**WHAT YOU HAVE TO DO**.
From the entries below, gather every line containing the string "Mechanism".

**RECORD SET**.
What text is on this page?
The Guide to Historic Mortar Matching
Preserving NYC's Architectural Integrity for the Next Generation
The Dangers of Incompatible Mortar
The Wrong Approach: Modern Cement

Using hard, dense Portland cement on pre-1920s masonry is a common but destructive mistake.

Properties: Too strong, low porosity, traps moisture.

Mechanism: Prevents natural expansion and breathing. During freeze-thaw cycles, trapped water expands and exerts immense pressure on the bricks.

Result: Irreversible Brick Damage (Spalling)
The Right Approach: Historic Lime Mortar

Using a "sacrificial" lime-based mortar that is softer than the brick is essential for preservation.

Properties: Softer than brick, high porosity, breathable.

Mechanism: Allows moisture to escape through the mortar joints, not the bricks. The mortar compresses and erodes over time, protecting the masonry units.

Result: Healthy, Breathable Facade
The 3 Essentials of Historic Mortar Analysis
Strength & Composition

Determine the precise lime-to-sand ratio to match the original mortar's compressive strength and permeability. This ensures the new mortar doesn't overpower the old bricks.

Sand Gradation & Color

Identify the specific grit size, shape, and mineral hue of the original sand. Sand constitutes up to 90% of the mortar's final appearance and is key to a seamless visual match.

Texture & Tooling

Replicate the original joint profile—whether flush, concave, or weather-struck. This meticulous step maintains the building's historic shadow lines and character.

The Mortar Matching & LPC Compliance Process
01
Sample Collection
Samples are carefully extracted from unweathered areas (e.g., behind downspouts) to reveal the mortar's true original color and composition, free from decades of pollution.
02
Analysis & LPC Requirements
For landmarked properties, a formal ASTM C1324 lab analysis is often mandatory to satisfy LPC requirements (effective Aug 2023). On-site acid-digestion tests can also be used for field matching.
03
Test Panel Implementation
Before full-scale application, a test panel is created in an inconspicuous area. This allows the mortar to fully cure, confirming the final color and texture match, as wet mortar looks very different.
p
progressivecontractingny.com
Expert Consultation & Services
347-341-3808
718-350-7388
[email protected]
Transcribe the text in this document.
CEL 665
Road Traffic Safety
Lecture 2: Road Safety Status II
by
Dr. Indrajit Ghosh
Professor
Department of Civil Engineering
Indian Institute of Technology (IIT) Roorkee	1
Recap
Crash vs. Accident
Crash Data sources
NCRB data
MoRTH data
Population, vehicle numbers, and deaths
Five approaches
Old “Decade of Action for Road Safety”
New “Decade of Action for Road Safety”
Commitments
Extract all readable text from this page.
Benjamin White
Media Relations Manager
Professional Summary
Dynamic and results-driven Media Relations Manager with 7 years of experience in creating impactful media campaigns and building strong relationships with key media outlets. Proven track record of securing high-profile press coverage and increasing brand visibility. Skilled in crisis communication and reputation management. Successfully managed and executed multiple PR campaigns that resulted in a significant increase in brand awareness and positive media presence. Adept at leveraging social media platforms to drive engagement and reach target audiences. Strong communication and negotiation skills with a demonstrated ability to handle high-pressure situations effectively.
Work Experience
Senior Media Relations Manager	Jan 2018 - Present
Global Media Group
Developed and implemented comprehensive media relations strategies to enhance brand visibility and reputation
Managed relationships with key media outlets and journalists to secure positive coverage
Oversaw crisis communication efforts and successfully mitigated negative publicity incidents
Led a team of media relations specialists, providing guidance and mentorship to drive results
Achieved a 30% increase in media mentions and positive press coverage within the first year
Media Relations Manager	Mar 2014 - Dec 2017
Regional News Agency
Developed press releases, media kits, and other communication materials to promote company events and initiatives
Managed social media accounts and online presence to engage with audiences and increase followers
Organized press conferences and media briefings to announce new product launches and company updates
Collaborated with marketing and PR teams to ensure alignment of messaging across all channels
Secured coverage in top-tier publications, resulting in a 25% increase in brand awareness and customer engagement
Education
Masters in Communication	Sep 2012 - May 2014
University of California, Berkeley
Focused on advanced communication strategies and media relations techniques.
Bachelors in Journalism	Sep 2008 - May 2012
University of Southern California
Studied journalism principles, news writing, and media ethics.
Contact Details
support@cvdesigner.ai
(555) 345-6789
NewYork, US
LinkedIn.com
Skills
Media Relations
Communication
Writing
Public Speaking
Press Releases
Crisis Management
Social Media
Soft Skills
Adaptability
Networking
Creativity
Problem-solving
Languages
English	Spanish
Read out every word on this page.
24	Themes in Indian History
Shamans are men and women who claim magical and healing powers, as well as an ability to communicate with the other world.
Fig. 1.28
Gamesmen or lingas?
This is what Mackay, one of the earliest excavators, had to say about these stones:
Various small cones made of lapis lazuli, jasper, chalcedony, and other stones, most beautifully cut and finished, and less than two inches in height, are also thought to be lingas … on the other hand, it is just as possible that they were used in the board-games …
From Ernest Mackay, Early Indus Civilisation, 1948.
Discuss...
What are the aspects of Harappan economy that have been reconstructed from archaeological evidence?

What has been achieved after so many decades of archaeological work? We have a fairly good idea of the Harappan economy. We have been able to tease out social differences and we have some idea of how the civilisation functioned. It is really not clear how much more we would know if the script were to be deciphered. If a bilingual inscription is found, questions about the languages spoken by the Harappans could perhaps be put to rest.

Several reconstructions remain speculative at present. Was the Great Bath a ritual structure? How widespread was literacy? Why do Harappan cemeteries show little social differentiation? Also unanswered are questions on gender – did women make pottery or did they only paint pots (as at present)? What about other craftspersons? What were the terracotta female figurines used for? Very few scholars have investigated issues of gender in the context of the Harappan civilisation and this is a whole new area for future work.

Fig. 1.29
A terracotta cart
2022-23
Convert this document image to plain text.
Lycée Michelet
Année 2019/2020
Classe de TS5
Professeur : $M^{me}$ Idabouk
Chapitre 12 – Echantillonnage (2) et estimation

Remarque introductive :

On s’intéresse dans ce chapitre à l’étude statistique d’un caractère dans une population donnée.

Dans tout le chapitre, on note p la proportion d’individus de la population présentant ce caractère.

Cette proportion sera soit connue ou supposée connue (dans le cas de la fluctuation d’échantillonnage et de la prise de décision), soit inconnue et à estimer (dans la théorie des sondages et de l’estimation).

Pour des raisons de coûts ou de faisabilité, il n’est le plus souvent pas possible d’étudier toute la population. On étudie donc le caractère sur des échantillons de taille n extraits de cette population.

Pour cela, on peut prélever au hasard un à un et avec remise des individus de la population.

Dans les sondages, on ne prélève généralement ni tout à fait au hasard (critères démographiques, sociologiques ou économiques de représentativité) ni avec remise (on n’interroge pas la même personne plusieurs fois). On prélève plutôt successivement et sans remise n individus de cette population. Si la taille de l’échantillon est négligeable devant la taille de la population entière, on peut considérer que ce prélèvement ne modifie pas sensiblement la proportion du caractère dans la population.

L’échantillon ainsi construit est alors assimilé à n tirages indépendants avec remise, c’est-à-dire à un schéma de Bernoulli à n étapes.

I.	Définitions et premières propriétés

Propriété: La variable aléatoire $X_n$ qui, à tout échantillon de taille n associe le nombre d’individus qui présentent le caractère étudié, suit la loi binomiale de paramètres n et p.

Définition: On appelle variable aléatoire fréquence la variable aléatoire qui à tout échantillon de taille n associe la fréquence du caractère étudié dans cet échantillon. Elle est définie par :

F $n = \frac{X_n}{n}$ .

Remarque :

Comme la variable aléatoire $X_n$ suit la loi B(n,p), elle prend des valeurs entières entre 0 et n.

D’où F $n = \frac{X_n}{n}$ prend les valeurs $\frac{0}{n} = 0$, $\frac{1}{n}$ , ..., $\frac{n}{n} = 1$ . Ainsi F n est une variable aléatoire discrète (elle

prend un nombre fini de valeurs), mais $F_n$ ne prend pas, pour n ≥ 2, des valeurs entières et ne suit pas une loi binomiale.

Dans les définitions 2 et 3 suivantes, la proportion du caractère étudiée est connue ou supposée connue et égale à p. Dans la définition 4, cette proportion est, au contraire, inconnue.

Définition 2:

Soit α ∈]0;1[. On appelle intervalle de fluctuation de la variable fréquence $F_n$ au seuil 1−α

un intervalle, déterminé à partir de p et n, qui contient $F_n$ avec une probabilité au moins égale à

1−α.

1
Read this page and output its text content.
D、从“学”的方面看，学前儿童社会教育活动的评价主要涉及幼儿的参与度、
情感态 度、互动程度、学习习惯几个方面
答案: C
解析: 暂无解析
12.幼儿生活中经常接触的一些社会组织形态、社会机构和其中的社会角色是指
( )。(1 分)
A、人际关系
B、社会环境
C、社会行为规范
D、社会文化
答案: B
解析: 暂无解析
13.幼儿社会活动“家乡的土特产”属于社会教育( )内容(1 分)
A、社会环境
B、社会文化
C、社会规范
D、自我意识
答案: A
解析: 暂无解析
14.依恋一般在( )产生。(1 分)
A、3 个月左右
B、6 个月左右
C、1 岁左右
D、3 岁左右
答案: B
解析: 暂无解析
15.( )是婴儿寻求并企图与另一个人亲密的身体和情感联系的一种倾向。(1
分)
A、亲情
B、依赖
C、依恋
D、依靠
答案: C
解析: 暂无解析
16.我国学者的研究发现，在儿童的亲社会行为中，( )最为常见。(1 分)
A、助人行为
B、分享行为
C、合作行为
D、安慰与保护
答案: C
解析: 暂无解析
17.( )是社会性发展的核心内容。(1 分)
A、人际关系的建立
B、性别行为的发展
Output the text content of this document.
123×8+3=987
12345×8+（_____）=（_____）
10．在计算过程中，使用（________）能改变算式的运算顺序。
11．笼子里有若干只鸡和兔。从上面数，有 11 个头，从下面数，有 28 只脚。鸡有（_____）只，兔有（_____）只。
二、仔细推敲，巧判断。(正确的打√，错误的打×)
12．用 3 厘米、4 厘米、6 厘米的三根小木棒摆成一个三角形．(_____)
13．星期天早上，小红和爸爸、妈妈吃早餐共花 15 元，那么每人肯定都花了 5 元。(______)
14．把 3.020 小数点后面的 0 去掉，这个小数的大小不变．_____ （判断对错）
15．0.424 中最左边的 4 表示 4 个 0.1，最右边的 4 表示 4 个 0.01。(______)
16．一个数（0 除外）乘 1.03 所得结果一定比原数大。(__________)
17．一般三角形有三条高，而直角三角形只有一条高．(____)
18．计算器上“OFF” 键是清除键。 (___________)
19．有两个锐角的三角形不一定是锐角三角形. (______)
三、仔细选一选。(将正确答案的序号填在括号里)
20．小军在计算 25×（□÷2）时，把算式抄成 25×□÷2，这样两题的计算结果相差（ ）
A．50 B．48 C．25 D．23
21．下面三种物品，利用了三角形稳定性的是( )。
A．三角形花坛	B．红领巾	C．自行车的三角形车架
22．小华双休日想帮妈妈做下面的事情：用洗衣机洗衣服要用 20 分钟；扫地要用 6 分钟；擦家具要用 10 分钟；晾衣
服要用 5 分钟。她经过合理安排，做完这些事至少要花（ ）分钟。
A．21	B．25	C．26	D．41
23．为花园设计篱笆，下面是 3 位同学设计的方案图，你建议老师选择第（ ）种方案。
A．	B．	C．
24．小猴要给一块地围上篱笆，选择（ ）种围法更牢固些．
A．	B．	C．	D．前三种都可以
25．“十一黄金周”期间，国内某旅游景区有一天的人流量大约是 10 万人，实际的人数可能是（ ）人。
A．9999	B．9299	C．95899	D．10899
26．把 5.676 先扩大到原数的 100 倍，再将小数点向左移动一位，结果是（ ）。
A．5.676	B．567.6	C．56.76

**CORRECT ANSWER**.
Mechanism: Prevents natural expansion and breathing. During freeze-thaw cycles, trapped water expands and exerts immense pressure on the bricks.
Mechanism: Allows moisture to escape through the mortar joints, not the bricks. The mortar compresses and erodes over time, protecting the masonry units.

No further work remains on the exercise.